**SHORT TASK**
In the listing below, find every line with the string "text" and pull it out.

**MATERIAL FOR THIS TASK**
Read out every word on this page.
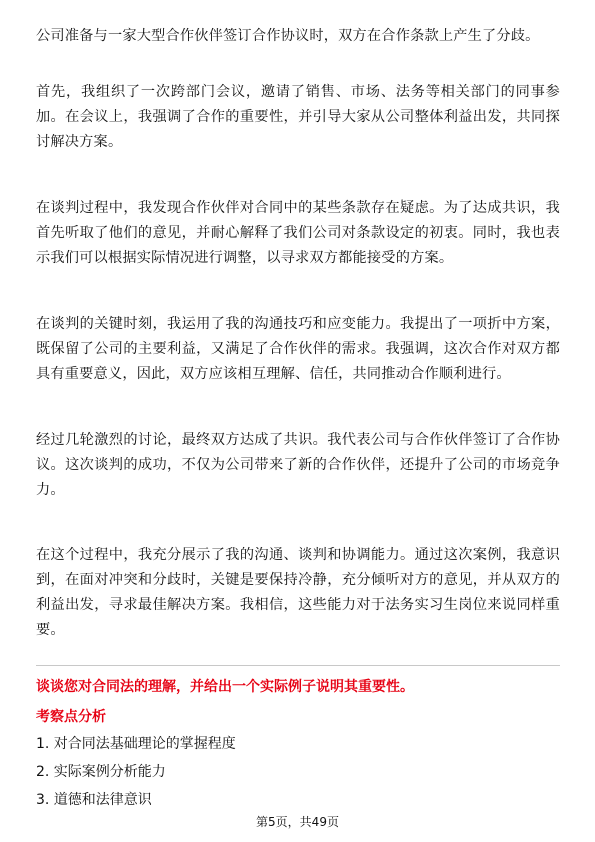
公司准备与一家大型合作伙伴签订合作协议时，双方在合作条款上产生了分歧。

首先，我组织了一次跨部门会议，邀请了销售、市场、法务等相关部门的同事参加。在会议上，我强调了合作的重要性，并引导大家从公司整体利益出发，共同探讨解决方案。

在谈判过程中，我发现合作伙伴对合同中的某些条款存在疑虑。为了达成共识，我首先听取了他们的意见，并耐心解释了我们公司对条款设定的初衷。同时，我也表示我们可以根据实际情况进行调整，以寻求双方都能接受的方案。

在谈判的关键时刻，我运用了我的沟通技巧和应变能力。我提出了一项折中方案，既保留了公司的主要利益，又满足了合作伙伴的需求。我强调，这次合作对双方都具有重要意义，因此，双方应该相互理解、信任，共同推动合作顺利进行。

经过几轮激烈的讨论，最终双方达成了共识。我代表公司与合作伙伴签订了合作协议。这次谈判的成功，不仅为公司带来了新的合作伙伴，还提升了公司的市场竞争力。

在这个过程中，我充分展示了我的沟通、谈判和协调能力。通过这次案例，我意识到，在面对冲突和分歧时，关键是要保持冷静，充分倾听对方的意见，并从双方的利益出发，寻求最佳解决方案。我相信，这些能力对于法务实习生岗位来说同样重要。

谈谈您对合同法的理解，并给出一个实际例子说明其重要性。

考察点分析

1. 对合同法基础理论的掌握程度

2. 实际案例分析能力

3. 道德和法律意识

第5页，共49页
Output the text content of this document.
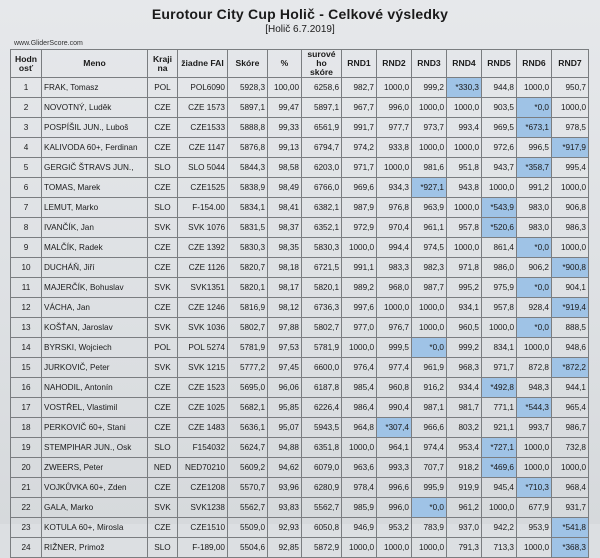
Eurotour City Cup Holič - Celkové výsledky
[Holič 6.7.2019]
www.GliderScore.com
Hodn osť	Meno	Kraji na	žiadne FAI	Skóre	%	surové ho skóre	RND1	RND2	RND3	RND4	RND5	RND6	RND7
1	FRAK, Tomasz	POL	POL6090	5928,3	100,00	6258,6	982,7	1000,0	999,2	*330,3	944,8	1000,0	950,7
2	NOVOTNÝ, Luděk	CZE	CZE 1573	5897,1	99,47	5897,1	967,7	996,0	1000,0	1000,0	903,5	*0,0	1000,0
3	POSPÍŠIL JUN., Luboš	CZE	CZE1533	5888,8	99,33	6561,9	991,7	977,7	973,7	993,4	969,5	*673,1	978,5
4	KALIVODA 60+, Ferdinan	CZE	CZE 1147	5876,8	99,13	6794,7	974,2	933,8	1000,0	1000,0	972,6	996,5	*917,9
5	GERGIČ ŠTRAVS JUN.,	SLO	SLO 5044	5844,3	98,58	6203,0	971,7	1000,0	981,6	951,8	943,7	*358,7	995,4
6	TOMAS, Marek	CZE	CZE1525	5838,9	98,49	6766,0	969,6	934,3	*927,1	943,8	1000,0	991,2	1000,0
7	LEMUT, Marko	SLO	F-154.00	5834,1	98,41	6382,1	987,9	976,8	963,9	1000,0	*543,9	983,0	906,8
8	IVANČÍK, Jan	SVK	SVK 1076	5831,5	98,37	6352,1	972,9	970,4	961,1	957,8	*520,6	983,0	986,3
9	MALČÍK, Radek	CZE	CZE 1392	5830,3	98,35	5830,3	1000,0	994,4	974,5	1000,0	861,4	*0,0	1000,0
10	DUCHÁŇ, Jiří	CZE	CZE 1126	5820,7	98,18	6721,5	991,1	983,3	982,3	971,8	986,0	906,2	*900,8
11	MAJERČÍK, Bohuslav	SVK	SVK1351	5820,1	98,17	5820,1	989,2	968,0	987,7	995,2	975,9	*0,0	904,1
12	VÁCHA, Jan	CZE	CZE 1246	5816,9	98,12	6736,3	997,6	1000,0	1000,0	934,1	957,8	928,4	*919,4
13	KOŠŤAN, Jaroslav	SVK	SVK 1036	5802,7	97,88	5802,7	977,0	976,7	1000,0	960,5	1000,0	*0,0	888,5
14	BYRSKI, Wojciech	POL	POL 5274	5781,9	97,53	5781,9	1000,0	999,5	*0,0	999,2	834,1	1000,0	948,6
15	JURKOVIČ, Peter	SVK	SVK 1215	5777,2	97,45	6600,0	976,4	977,4	961,9	968,3	971,7	872,8	*872,2
16	NAHODIL, Antonín	CZE	CZE 1523	5695,0	96,06	6187,8	985,4	960,8	916,2	934,4	*492,8	948,3	944,1
17	VOSTŘEL, Vlastimil	CZE	CZE 1025	5682,1	95,85	6226,4	986,4	990,4	987,1	981,7	771,1	*544,3	965,4
18	PERKOVIČ 60+, Stani	CZE	CZE 1483	5636,1	95,07	5943,5	964,8	*307,4	966,6	803,2	921,1	993,7	986,7
19	STEMPIHAR JUN., Osk	SLO	F154032	5624,7	94,88	6351,8	1000,0	964,1	974,4	953,4	*727,1	1000,0	732,8
20	ZWEERS, Peter	NED	NED70210	5609,2	94,62	6079,0	963,6	993,3	707,7	918,2	*469,6	1000,0	1000,0
21	VOJKŮVKA 60+, Zden	CZE	CZE1208	5570,7	93,96	6280,9	978,4	996,6	995,9	919,9	945,4	*710,3	968,4
22	GALA, Marko	SVK	SVK1238	5562,7	93,83	5562,7	985,9	996,0	*0,0	961,2	1000,0	677,9	931,7
23	KOTULA 60+, Mirosla	CZE	CZE1510	5509,0	92,93	6050,8	946,9	953,2	783,9	937,0	942,2	953,9	*541,8
24	RIŽNER, Primož	SLO	F-189,00	5504,6	92,85	5872,9	1000,0	1000,0	1000,0	791,3	713,3	1000,0	*368,3
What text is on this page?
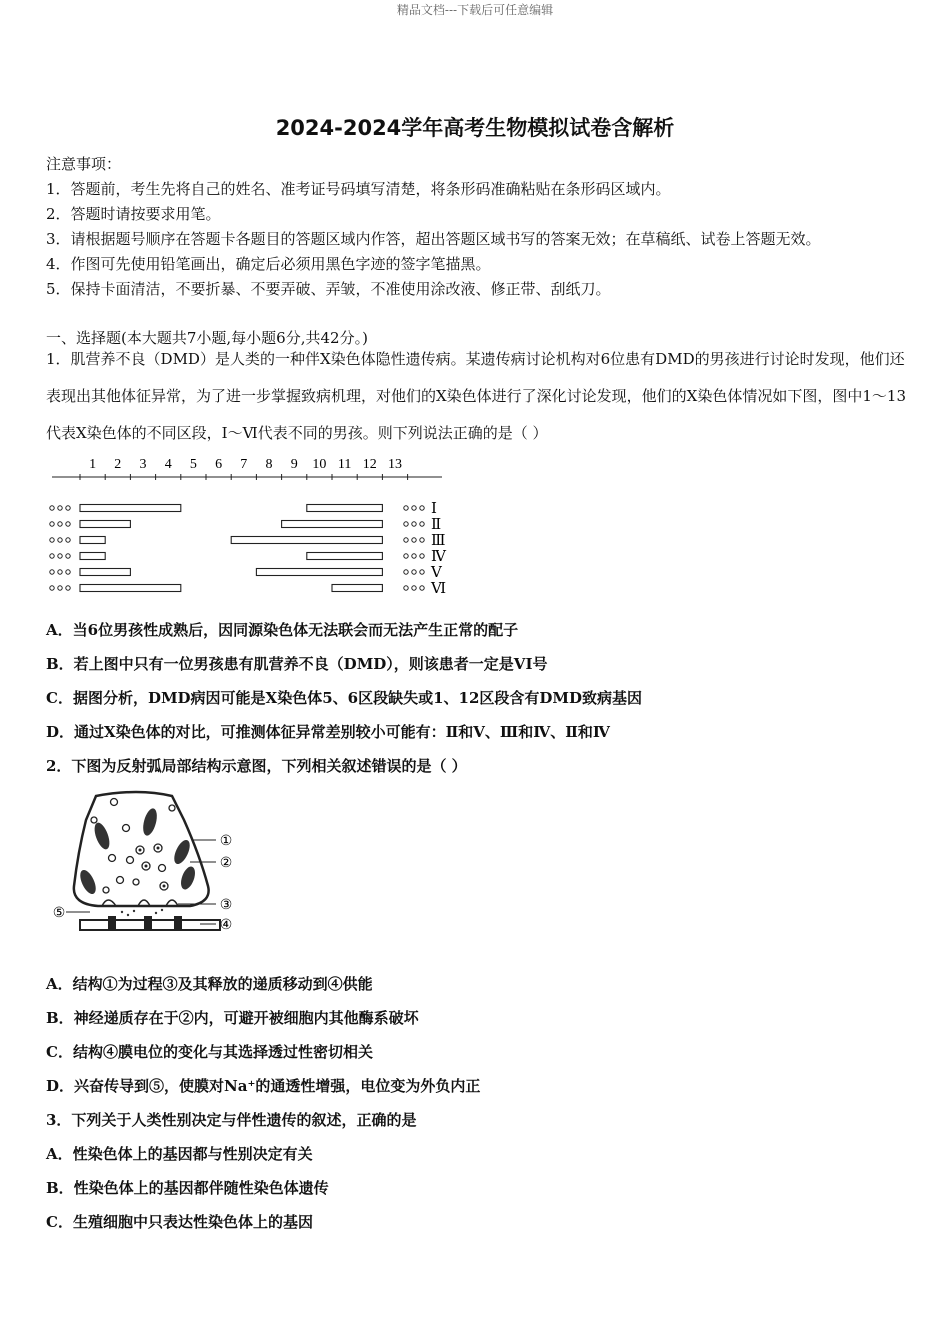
精品文档---下载后可任意编辑
2024-2024学年高考生物模拟试卷含解析
注意事项：
1．答题前，考生先将自己的姓名、准考证号码填写清楚，将条形码准确粘贴在条形码区域内。
2．答题时请按要求用笔。
3．请根据题号顺序在答题卡各题目的答题区域内作答，超出答题区域书写的答案无效；在草稿纸、试卷上答题无效。
4．作图可先使用铅笔画出，确定后必须用黑色字迹的签字笔描黑。
5．保持卡面清洁，不要折暴、不要弄破、弄皱，不准使用涂改液、修正带、刮纸刀。
一、选择题(本大题共7小题,每小题6分,共42分。)
1．肌营养不良（DMD）是人类的一种伴X染色体隐性遗传病。某遗传病讨论机构对6位患有DMD的男孩进行讨论时发现，他们还表现出其他体征异常，为了进一步掌握致病机理，对他们的X染色体进行了深化讨论发现，他们的X染色体情况如下图，图中1～13代表X染色体的不同区段，Ⅰ～Ⅵ代表不同的男孩。则下列说法正确的是（ ）
1 2 3 4 5 6 7 8 9 10 11 12 13
Ⅰ
Ⅱ
Ⅲ
Ⅳ
Ⅴ
Ⅵ
A．当6位男孩性成熟后，因同源染色体无法联会而无法产生正常的配子
B．若上图中只有一位男孩患有肌营养不良（DMD），则该患者一定是VI号
C．据图分析，DMD病因可能是X染色体5、6区段缺失或1、12区段含有DMD致病基因
D．通过X染色体的对比，可推测体征异常差别较小可能有：Ⅱ和Ⅴ、Ⅲ和Ⅳ、Ⅱ和Ⅳ
2．下图为反射弧局部结构示意图，下列相关叙述错误的是（ ）
①
②
③
④
⑤
A．结构①为过程③及其释放的递质移动到④供能
B．神经递质存在于②内，可避开被细胞内其他酶系破坏
C．结构④膜电位的变化与其选择透过性密切相关
D．兴奋传导到⑤，使膜对Na⁺的通透性增强，电位变为外负内正
3．下列关于人类性别决定与伴性遗传的叙述，正确的是
A．性染色体上的基因都与性别决定有关
B．性染色体上的基因都伴随性染色体遗传
C．生殖细胞中只表达性染色体上的基因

**CORRECT OUTPUT**
Output the text content of this document.
What text is on this page?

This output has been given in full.